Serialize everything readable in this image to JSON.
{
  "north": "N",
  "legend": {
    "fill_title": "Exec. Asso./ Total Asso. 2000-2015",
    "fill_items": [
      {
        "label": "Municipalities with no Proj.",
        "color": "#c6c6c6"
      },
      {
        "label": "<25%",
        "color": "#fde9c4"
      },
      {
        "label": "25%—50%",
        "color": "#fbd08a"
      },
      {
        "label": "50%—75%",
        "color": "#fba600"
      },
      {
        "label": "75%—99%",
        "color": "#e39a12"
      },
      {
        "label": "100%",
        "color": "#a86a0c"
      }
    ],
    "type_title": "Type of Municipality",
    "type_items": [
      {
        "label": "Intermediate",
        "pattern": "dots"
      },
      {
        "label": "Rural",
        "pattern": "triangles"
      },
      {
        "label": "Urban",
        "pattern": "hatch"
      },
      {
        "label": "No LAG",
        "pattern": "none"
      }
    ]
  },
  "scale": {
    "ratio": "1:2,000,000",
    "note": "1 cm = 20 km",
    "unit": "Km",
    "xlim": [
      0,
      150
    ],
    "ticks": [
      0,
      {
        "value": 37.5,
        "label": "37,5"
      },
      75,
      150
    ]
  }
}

### Task to complete
Repeat all entries. Match them exactly.

### Written answer
Serialize everything readable in this image to JSON.
{
  "north": "N",
  "legend": {
    "fill_title": "Exec. Asso./ Total Asso. 2000-2015",
    "fill_items": [
      {
        "label": "Municipalities with no Proj.",
        "color": "#c6c6c6"
      },
      {
        "label": "<25%",
        "color": "#fde9c4"
      },
      {
        "label": "25%—50%",
        "color": "#fbd08a"
      },
      {
        "label": "50%—75%",
        "color": "#fba600"
      },
      {
        "label": "75%—99%",
        "color": "#e39a12"
      },
      {
        "label": "100%",
        "color": "#a86a0c"
      }
    ],
    "type_title": "Type of Municipality",
    "type_items": [
      {
        "label": "Intermediate",
        "pattern": "dots"
      },
      {
        "label": "Rural",
        "pattern": "triangles"
      },
      {
        "label": "Urban",
        "pattern": "hatch"
      },
      {
        "label": "No LAG",
        "pattern": "none"
      }
    ]
  },
  "scale": {
    "ratio": "1:2,000,000",
    "note": "1 cm = 20 km",
    "unit": "Km",
    "xlim": [
      0,
      150
    ],
    "ticks": [
      0,
      {
        "value": 37.5,
        "label": "37,5"
      },
      75,
      150
    ]
  }
}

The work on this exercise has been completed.